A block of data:

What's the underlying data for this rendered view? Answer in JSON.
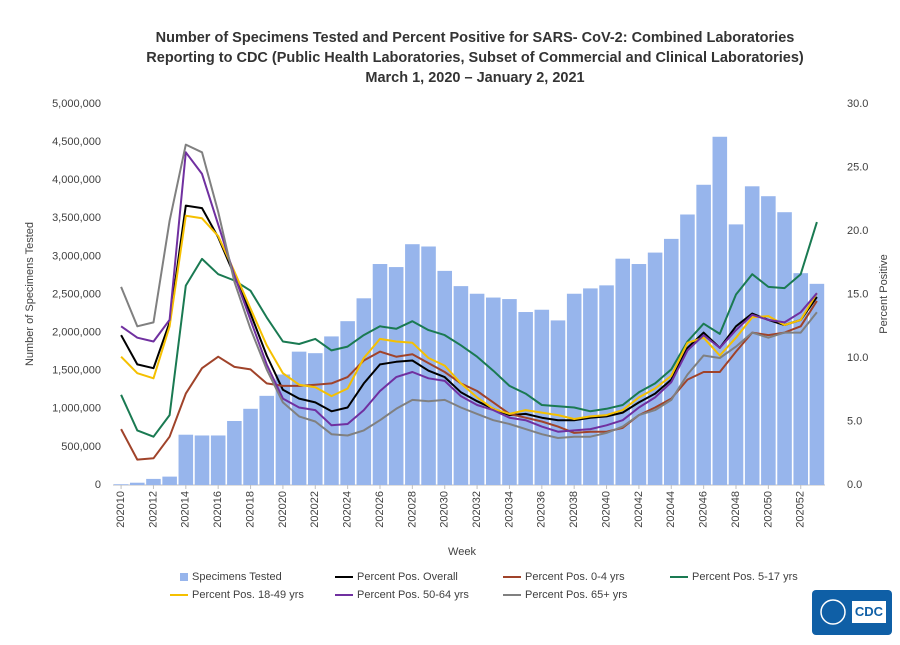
{
  "chart_data": {
    "type": "bar_line",
    "title": [
      "Number of Specimens Tested and Percent Positive for SARS- CoV-2: Combined Laboratories",
      "Reporting to CDC (Public Health Laboratories, Subset of Commercial and Clinical Laboratories)",
      "March 1, 2020 – January 2, 2021"
    ],
    "x_label": "Week",
    "y_label": "Number of Specimens Tested",
    "y2_label": "Percent Positive",
    "logo_text": "CDC",
    "categories": [
      "202010",
      null,
      "202012",
      null,
      "202014",
      null,
      "202016",
      null,
      "202018",
      null,
      "202020",
      null,
      "202022",
      null,
      "202024",
      null,
      "202026",
      null,
      "202028",
      null,
      "202030",
      null,
      "202032",
      null,
      "202034",
      null,
      "202036",
      null,
      "202038",
      null,
      "202040",
      null,
      "202042",
      null,
      "202044",
      null,
      "202046",
      null,
      "202048",
      null,
      "202050",
      null,
      "202052",
      null
    ],
    "ylim": [
      0,
      5000000
    ],
    "yticks": [
      0,
      {
        "value": 500000,
        "label": "500,000"
      },
      {
        "value": 1000000,
        "label": "1,000,000"
      },
      {
        "value": 1500000,
        "label": "1,500,000"
      },
      {
        "value": 2000000,
        "label": "2,000,000"
      },
      {
        "value": 2500000,
        "label": "2,500,000"
      },
      {
        "value": 3000000,
        "label": "3,000,000"
      },
      {
        "value": 3500000,
        "label": "3,500,000"
      },
      {
        "value": 4000000,
        "label": "4,000,000"
      },
      {
        "value": 4500000,
        "label": "4,500,000"
      },
      {
        "value": 5000000,
        "label": "5,000,000"
      }
    ],
    "y2lim": [
      0,
      30
    ],
    "y2ticks": [
      {
        "value": 0,
        "label": "0.0"
      },
      {
        "value": 5,
        "label": "5.0"
      },
      {
        "value": 10,
        "label": "10.0"
      },
      {
        "value": 15,
        "label": "15.0"
      },
      {
        "value": 20,
        "label": "20.0"
      },
      {
        "value": 25,
        "label": "25.0"
      },
      {
        "value": 30,
        "label": "30.0"
      }
    ],
    "series": [
      {
        "name": "Specimens Tested",
        "type": "bar",
        "color": "#97b5ec",
        "values": [
          10000,
          30000,
          80000,
          110000,
          660000,
          650000,
          650000,
          840000,
          1000000,
          1170000,
          1450000,
          1750000,
          1730000,
          1950000,
          2150000,
          2450000,
          2900000,
          2860000,
          3160000,
          3130000,
          2810000,
          2610000,
          2510000,
          2460000,
          2440000,
          2270000,
          2300000,
          2160000,
          2510000,
          2580000,
          2620000,
          2970000,
          2900000,
          3050000,
          3230000,
          3550000,
          3940000,
          4570000,
          3420000,
          3920000,
          3790000,
          3580000,
          2780000,
          2640000
        ]
      },
      {
        "name": "Percent Pos. Overall",
        "type": "line",
        "axis": "y2",
        "color": "#000000",
        "values": [
          11.8,
          9.5,
          9.2,
          12.8,
          22.0,
          21.8,
          19.5,
          16.5,
          13.5,
          10.2,
          7.5,
          6.8,
          6.5,
          5.8,
          6.1,
          8.0,
          9.5,
          9.7,
          9.8,
          9.0,
          8.5,
          7.3,
          6.6,
          6.0,
          5.5,
          5.6,
          5.3,
          5.1,
          5.1,
          5.3,
          5.4,
          5.7,
          6.5,
          7.2,
          8.3,
          10.8,
          12.0,
          10.8,
          12.5,
          13.5,
          13.0,
          12.6,
          13.0,
          14.8
        ]
      },
      {
        "name": "Percent Pos. 0-4 yrs",
        "type": "line",
        "axis": "y2",
        "color": "#a0432a",
        "values": [
          4.4,
          2.0,
          2.1,
          3.8,
          7.2,
          9.2,
          10.1,
          9.3,
          9.1,
          8.0,
          7.8,
          7.8,
          7.9,
          8.0,
          8.5,
          9.8,
          10.5,
          10.1,
          10.3,
          9.6,
          8.9,
          8.0,
          7.4,
          6.5,
          5.6,
          5.3,
          5.0,
          4.6,
          4.1,
          4.2,
          4.2,
          4.5,
          5.5,
          6.1,
          6.8,
          8.3,
          8.9,
          8.9,
          10.5,
          12.0,
          11.8,
          12.0,
          12.5,
          14.5
        ]
      },
      {
        "name": "Percent Pos. 5-17 yrs",
        "type": "line",
        "axis": "y2",
        "color": "#1a7a52",
        "values": [
          7.1,
          4.3,
          3.8,
          5.5,
          15.7,
          17.8,
          16.6,
          16.1,
          15.3,
          13.2,
          11.3,
          11.1,
          11.5,
          10.6,
          10.9,
          11.8,
          12.5,
          12.3,
          12.9,
          12.2,
          11.8,
          11.0,
          10.1,
          9.0,
          7.8,
          7.2,
          6.3,
          6.2,
          6.1,
          5.8,
          6.0,
          6.3,
          7.3,
          8.0,
          9.1,
          11.3,
          12.7,
          11.9,
          15.0,
          16.6,
          15.6,
          15.5,
          16.6,
          20.7
        ]
      },
      {
        "name": "Percent Pos. 18-49 yrs",
        "type": "line",
        "axis": "y2",
        "color": "#f5c000",
        "values": [
          10.1,
          8.8,
          8.4,
          12.5,
          21.2,
          21.0,
          19.6,
          16.8,
          13.9,
          11.0,
          8.8,
          7.9,
          7.7,
          7.0,
          7.6,
          10.0,
          11.5,
          11.3,
          11.2,
          10.0,
          9.4,
          8.0,
          6.9,
          6.0,
          5.6,
          5.9,
          5.7,
          5.5,
          5.2,
          5.4,
          5.5,
          5.9,
          6.9,
          7.6,
          8.6,
          11.2,
          11.6,
          10.2,
          11.6,
          13.2,
          13.3,
          12.6,
          13.0,
          15.1
        ]
      },
      {
        "name": "Percent Pos. 50-64 yrs",
        "type": "line",
        "axis": "y2",
        "color": "#7030a0",
        "values": [
          12.5,
          11.6,
          11.3,
          13.0,
          26.2,
          24.5,
          20.5,
          16.5,
          13.0,
          9.5,
          6.8,
          6.1,
          5.9,
          4.7,
          4.8,
          5.9,
          7.4,
          8.5,
          8.9,
          8.4,
          8.2,
          7.0,
          6.3,
          5.9,
          5.3,
          5.1,
          4.6,
          4.2,
          4.3,
          4.4,
          4.7,
          5.1,
          6.1,
          6.9,
          8.1,
          10.6,
          11.8,
          10.8,
          12.2,
          13.4,
          13.0,
          12.8,
          13.6,
          15.1
        ]
      },
      {
        "name": "Percent Pos. 65+ yrs",
        "type": "line",
        "axis": "y2",
        "color": "#808080",
        "values": [
          15.6,
          12.5,
          12.8,
          20.8,
          26.8,
          26.2,
          21.5,
          16.0,
          12.3,
          9.1,
          6.5,
          5.4,
          5.0,
          4.0,
          3.9,
          4.3,
          5.1,
          6.0,
          6.7,
          6.6,
          6.7,
          6.1,
          5.6,
          5.1,
          4.8,
          4.4,
          4.0,
          3.7,
          3.8,
          3.8,
          4.1,
          4.6,
          5.5,
          5.9,
          6.7,
          8.7,
          10.2,
          10.0,
          10.9,
          12.0,
          11.6,
          12.0,
          12.0,
          13.6
        ]
      }
    ]
  }
}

• [Exercise instructions]
Copy out every line of the material above exactly, skipping the pictures.

• [Final result]
What's the underlying data for this rendered view? Answer in JSON.
{
  "chart_data": {
    "type": "bar_line",
    "title": [
      "Number of Specimens Tested and Percent Positive for SARS- CoV-2: Combined Laboratories",
      "Reporting to CDC (Public Health Laboratories, Subset of Commercial and Clinical Laboratories)",
      "March 1, 2020 – January 2, 2021"
    ],
    "x_label": "Week",
    "y_label": "Number of Specimens Tested",
    "y2_label": "Percent Positive",
    "logo_text": "CDC",
    "categories": [
      "202010",
      null,
      "202012",
      null,
      "202014",
      null,
      "202016",
      null,
      "202018",
      null,
      "202020",
      null,
      "202022",
      null,
      "202024",
      null,
      "202026",
      null,
      "202028",
      null,
      "202030",
      null,
      "202032",
      null,
      "202034",
      null,
      "202036",
      null,
      "202038",
      null,
      "202040",
      null,
      "202042",
      null,
      "202044",
      null,
      "202046",
      null,
      "202048",
      null,
      "202050",
      null,
      "202052",
      null
    ],
    "ylim": [
      0,
      5000000
    ],
    "yticks": [
      0,
      {
        "value": 500000,
        "label": "500,000"
      },
      {
        "value": 1000000,
        "label": "1,000,000"
      },
      {
        "value": 1500000,
        "label": "1,500,000"
      },
      {
        "value": 2000000,
        "label": "2,000,000"
      },
      {
        "value": 2500000,
        "label": "2,500,000"
      },
      {
        "value": 3000000,
        "label": "3,000,000"
      },
      {
        "value": 3500000,
        "label": "3,500,000"
      },
      {
        "value": 4000000,
        "label": "4,000,000"
      },
      {
        "value": 4500000,
        "label": "4,500,000"
      },
      {
        "value": 5000000,
        "label": "5,000,000"
      }
    ],
    "y2lim": [
      0,
      30
    ],
    "y2ticks": [
      {
        "value": 0,
        "label": "0.0"
      },
      {
        "value": 5,
        "label": "5.0"
      },
      {
        "value": 10,
        "label": "10.0"
      },
      {
        "value": 15,
        "label": "15.0"
      },
      {
        "value": 20,
        "label": "20.0"
      },
      {
        "value": 25,
        "label": "25.0"
      },
      {
        "value": 30,
        "label": "30.0"
      }
    ],
    "series": [
      {
        "name": "Specimens Tested",
        "type": "bar",
        "color": "#97b5ec",
        "values": [
          10000,
          30000,
          80000,
          110000,
          660000,
          650000,
          650000,
          840000,
          1000000,
          1170000,
          1450000,
          1750000,
          1730000,
          1950000,
          2150000,
          2450000,
          2900000,
          2860000,
          3160000,
          3130000,
          2810000,
          2610000,
          2510000,
          2460000,
          2440000,
          2270000,
          2300000,
          2160000,
          2510000,
          2580000,
          2620000,
          2970000,
          2900000,
          3050000,
          3230000,
          3550000,
          3940000,
          4570000,
          3420000,
          3920000,
          3790000,
          3580000,
          2780000,
          2640000
        ]
      },
      {
        "name": "Percent Pos. Overall",
        "type": "line",
        "axis": "y2",
        "color": "#000000",
        "values": [
          11.8,
          9.5,
          9.2,
          12.8,
          22.0,
          21.8,
          19.5,
          16.5,
          13.5,
          10.2,
          7.5,
          6.8,
          6.5,
          5.8,
          6.1,
          8.0,
          9.5,
          9.7,
          9.8,
          9.0,
          8.5,
          7.3,
          6.6,
          6.0,
          5.5,
          5.6,
          5.3,
          5.1,
          5.1,
          5.3,
          5.4,
          5.7,
          6.5,
          7.2,
          8.3,
          10.8,
          12.0,
          10.8,
          12.5,
          13.5,
          13.0,
          12.6,
          13.0,
          14.8
        ]
      },
      {
        "name": "Percent Pos. 0-4 yrs",
        "type": "line",
        "axis": "y2",
        "color": "#a0432a",
        "values": [
          4.4,
          2.0,
          2.1,
          3.8,
          7.2,
          9.2,
          10.1,
          9.3,
          9.1,
          8.0,
          7.8,
          7.8,
          7.9,
          8.0,
          8.5,
          9.8,
          10.5,
          10.1,
          10.3,
          9.6,
          8.9,
          8.0,
          7.4,
          6.5,
          5.6,
          5.3,
          5.0,
          4.6,
          4.1,
          4.2,
          4.2,
          4.5,
          5.5,
          6.1,
          6.8,
          8.3,
          8.9,
          8.9,
          10.5,
          12.0,
          11.8,
          12.0,
          12.5,
          14.5
        ]
      },
      {
        "name": "Percent Pos. 5-17 yrs",
        "type": "line",
        "axis": "y2",
        "color": "#1a7a52",
        "values": [
          7.1,
          4.3,
          3.8,
          5.5,
          15.7,
          17.8,
          16.6,
          16.1,
          15.3,
          13.2,
          11.3,
          11.1,
          11.5,
          10.6,
          10.9,
          11.8,
          12.5,
          12.3,
          12.9,
          12.2,
          11.8,
          11.0,
          10.1,
          9.0,
          7.8,
          7.2,
          6.3,
          6.2,
          6.1,
          5.8,
          6.0,
          6.3,
          7.3,
          8.0,
          9.1,
          11.3,
          12.7,
          11.9,
          15.0,
          16.6,
          15.6,
          15.5,
          16.6,
          20.7
        ]
      },
      {
        "name": "Percent Pos. 18-49 yrs",
        "type": "line",
        "axis": "y2",
        "color": "#f5c000",
        "values": [
          10.1,
          8.8,
          8.4,
          12.5,
          21.2,
          21.0,
          19.6,
          16.8,
          13.9,
          11.0,
          8.8,
          7.9,
          7.7,
          7.0,
          7.6,
          10.0,
          11.5,
          11.3,
          11.2,
          10.0,
          9.4,
          8.0,
          6.9,
          6.0,
          5.6,
          5.9,
          5.7,
          5.5,
          5.2,
          5.4,
          5.5,
          5.9,
          6.9,
          7.6,
          8.6,
          11.2,
          11.6,
          10.2,
          11.6,
          13.2,
          13.3,
          12.6,
          13.0,
          15.1
        ]
      },
      {
        "name": "Percent Pos. 50-64 yrs",
        "type": "line",
        "axis": "y2",
        "color": "#7030a0",
        "values": [
          12.5,
          11.6,
          11.3,
          13.0,
          26.2,
          24.5,
          20.5,
          16.5,
          13.0,
          9.5,
          6.8,
          6.1,
          5.9,
          4.7,
          4.8,
          5.9,
          7.4,
          8.5,
          8.9,
          8.4,
          8.2,
          7.0,
          6.3,
          5.9,
          5.3,
          5.1,
          4.6,
          4.2,
          4.3,
          4.4,
          4.7,
          5.1,
          6.1,
          6.9,
          8.1,
          10.6,
          11.8,
          10.8,
          12.2,
          13.4,
          13.0,
          12.8,
          13.6,
          15.1
        ]
      },
      {
        "name": "Percent Pos. 65+ yrs",
        "type": "line",
        "axis": "y2",
        "color": "#808080",
        "values": [
          15.6,
          12.5,
          12.8,
          20.8,
          26.8,
          26.2,
          21.5,
          16.0,
          12.3,
          9.1,
          6.5,
          5.4,
          5.0,
          4.0,
          3.9,
          4.3,
          5.1,
          6.0,
          6.7,
          6.6,
          6.7,
          6.1,
          5.6,
          5.1,
          4.8,
          4.4,
          4.0,
          3.7,
          3.8,
          3.8,
          4.1,
          4.6,
          5.5,
          5.9,
          6.7,
          8.7,
          10.2,
          10.0,
          10.9,
          12.0,
          11.6,
          12.0,
          12.0,
          13.6
        ]
      }
    ]
  }
}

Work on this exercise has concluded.